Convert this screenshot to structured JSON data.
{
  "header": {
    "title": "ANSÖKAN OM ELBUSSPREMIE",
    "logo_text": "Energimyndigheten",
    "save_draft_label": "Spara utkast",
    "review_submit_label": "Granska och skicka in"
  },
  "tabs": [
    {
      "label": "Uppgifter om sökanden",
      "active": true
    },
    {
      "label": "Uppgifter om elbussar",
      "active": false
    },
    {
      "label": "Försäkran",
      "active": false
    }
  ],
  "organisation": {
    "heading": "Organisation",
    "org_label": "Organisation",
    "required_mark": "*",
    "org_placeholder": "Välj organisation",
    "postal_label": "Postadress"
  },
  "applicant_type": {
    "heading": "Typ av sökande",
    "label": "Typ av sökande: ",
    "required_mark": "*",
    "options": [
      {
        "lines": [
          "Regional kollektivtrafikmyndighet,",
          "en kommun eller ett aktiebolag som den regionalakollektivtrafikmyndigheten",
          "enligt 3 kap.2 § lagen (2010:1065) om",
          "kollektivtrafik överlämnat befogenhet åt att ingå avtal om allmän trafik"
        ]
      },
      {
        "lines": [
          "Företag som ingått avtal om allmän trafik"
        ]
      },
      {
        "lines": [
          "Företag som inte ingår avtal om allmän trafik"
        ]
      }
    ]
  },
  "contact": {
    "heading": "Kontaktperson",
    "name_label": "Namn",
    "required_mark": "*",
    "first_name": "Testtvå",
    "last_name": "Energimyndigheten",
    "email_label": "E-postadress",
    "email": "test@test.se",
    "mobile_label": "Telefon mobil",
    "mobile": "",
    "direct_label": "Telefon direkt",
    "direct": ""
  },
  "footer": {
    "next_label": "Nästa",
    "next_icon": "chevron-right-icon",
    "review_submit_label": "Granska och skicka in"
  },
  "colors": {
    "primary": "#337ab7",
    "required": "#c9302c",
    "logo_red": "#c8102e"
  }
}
---*---
* **TASK PROMPT**:
Write out the data again, exactly and in full.

* **REPLY**:
Convert this screenshot to structured JSON data.
{
  "header": {
    "title": "ANSÖKAN OM ELBUSSPREMIE",
    "logo_text": "Energimyndigheten",
    "save_draft_label": "Spara utkast",
    "review_submit_label": "Granska och skicka in"
  },
  "tabs": [
    {
      "label": "Uppgifter om sökanden",
      "active": true
    },
    {
      "label": "Uppgifter om elbussar",
      "active": false
    },
    {
      "label": "Försäkran",
      "active": false
    }
  ],
  "organisation": {
    "heading": "Organisation",
    "org_label": "Organisation",
    "required_mark": "*",
    "org_placeholder": "Välj organisation",
    "postal_label": "Postadress"
  },
  "applicant_type": {
    "heading": "Typ av sökande",
    "label": "Typ av sökande: ",
    "required_mark": "*",
    "options": [
      {
        "lines": [
          "Regional kollektivtrafikmyndighet,",
          "en kommun eller ett aktiebolag som den regionalakollektivtrafikmyndigheten",
          "enligt 3 kap.2 § lagen (2010:1065) om",
          "kollektivtrafik överlämnat befogenhet åt att ingå avtal om allmän trafik"
        ]
      },
      {
        "lines": [
          "Företag som ingått avtal om allmän trafik"
        ]
      },
      {
        "lines": [
          "Företag som inte ingår avtal om allmän trafik"
        ]
      }
    ]
  },
  "contact": {
    "heading": "Kontaktperson",
    "name_label": "Namn",
    "required_mark": "*",
    "first_name": "Testtvå",
    "last_name": "Energimyndigheten",
    "email_label": "E-postadress",
    "email": "test@test.se",
    "mobile_label": "Telefon mobil",
    "mobile": "",
    "direct_label": "Telefon direkt",
    "direct": ""
  },
  "footer": {
    "next_label": "Nästa",
    "next_icon": "chevron-right-icon",
    "review_submit_label": "Granska och skicka in"
  },
  "colors": {
    "primary": "#337ab7",
    "required": "#c9302c",
    "logo_red": "#c8102e"
  }
}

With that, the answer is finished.